Problem details
Below are records to be output exactly, every one of them.

-- BEGIN --

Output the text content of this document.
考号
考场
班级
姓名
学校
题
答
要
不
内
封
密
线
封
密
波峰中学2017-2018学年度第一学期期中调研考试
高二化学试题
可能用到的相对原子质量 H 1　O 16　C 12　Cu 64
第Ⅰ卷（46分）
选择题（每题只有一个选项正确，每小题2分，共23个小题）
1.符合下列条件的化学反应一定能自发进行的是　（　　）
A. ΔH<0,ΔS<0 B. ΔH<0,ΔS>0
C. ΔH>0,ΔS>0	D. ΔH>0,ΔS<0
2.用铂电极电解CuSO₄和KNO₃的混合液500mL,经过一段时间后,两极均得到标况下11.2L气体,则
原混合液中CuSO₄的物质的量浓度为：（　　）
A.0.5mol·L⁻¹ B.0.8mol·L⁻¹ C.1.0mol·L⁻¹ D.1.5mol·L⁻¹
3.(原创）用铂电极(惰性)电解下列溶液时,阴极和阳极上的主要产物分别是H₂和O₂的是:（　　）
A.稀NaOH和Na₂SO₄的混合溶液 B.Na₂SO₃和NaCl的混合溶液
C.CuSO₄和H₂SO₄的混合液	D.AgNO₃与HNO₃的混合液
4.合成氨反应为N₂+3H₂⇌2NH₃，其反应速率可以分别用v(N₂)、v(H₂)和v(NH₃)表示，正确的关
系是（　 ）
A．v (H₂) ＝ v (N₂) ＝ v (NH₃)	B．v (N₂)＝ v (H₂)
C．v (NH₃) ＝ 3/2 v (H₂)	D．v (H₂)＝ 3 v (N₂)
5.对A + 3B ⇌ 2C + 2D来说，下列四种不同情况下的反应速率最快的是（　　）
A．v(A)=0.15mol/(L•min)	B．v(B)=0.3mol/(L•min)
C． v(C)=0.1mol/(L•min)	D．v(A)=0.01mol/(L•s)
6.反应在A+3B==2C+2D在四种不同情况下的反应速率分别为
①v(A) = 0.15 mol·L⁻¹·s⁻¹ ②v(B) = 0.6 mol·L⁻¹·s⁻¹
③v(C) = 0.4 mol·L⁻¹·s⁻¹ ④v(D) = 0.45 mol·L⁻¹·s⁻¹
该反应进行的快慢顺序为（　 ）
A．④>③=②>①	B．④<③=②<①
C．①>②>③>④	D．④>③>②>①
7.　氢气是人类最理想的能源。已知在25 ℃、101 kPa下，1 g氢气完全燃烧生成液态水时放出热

-- END --

Solution for this task
Output the text content of this document.
考号
考场
班级
姓名
学校
题
答
要
不
内
封
密
线
封
密
波峰中学2017-2018学年度第一学期期中调研考试
高二化学试题
可能用到的相对原子质量 H 1　O 16　C 12　Cu 64
第Ⅰ卷（46分）
选择题（每题只有一个选项正确，每小题2分，共23个小题）
1.符合下列条件的化学反应一定能自发进行的是　（　　）
A. ΔH<0,ΔS<0 B. ΔH<0,ΔS>0
C. ΔH>0,ΔS>0	D. ΔH>0,ΔS<0
2.用铂电极电解CuSO₄和KNO₃的混合液500mL,经过一段时间后,两极均得到标况下11.2L气体,则
原混合液中CuSO₄的物质的量浓度为：（　　）
A.0.5mol·L⁻¹ B.0.8mol·L⁻¹ C.1.0mol·L⁻¹ D.1.5mol·L⁻¹
3.(原创）用铂电极(惰性)电解下列溶液时,阴极和阳极上的主要产物分别是H₂和O₂的是:（　　）
A.稀NaOH和Na₂SO₄的混合溶液 B.Na₂SO₃和NaCl的混合溶液
C.CuSO₄和H₂SO₄的混合液	D.AgNO₃与HNO₃的混合液
4.合成氨反应为N₂+3H₂⇌2NH₃，其反应速率可以分别用v(N₂)、v(H₂)和v(NH₃)表示，正确的关
系是（　 ）
A．v (H₂) ＝ v (N₂) ＝ v (NH₃)	B．v (N₂)＝ v (H₂)
C．v (NH₃) ＝ 3/2 v (H₂)	D．v (H₂)＝ 3 v (N₂)
5.对A + 3B ⇌ 2C + 2D来说，下列四种不同情况下的反应速率最快的是（　　）
A．v(A)=0.15mol/(L•min)	B．v(B)=0.3mol/(L•min)
C． v(C)=0.1mol/(L•min)	D．v(A)=0.01mol/(L•s)
6.反应在A+3B==2C+2D在四种不同情况下的反应速率分别为
①v(A) = 0.15 mol·L⁻¹·s⁻¹ ②v(B) = 0.6 mol·L⁻¹·s⁻¹
③v(C) = 0.4 mol·L⁻¹·s⁻¹ ④v(D) = 0.45 mol·L⁻¹·s⁻¹
该反应进行的快慢顺序为（　 ）
A．④>③=②>①	B．④<③=②<①
C．①>②>③>④	D．④>③>②>①
7.　氢气是人类最理想的能源。已知在25 ℃、101 kPa下，1 g氢气完全燃烧生成液态水时放出热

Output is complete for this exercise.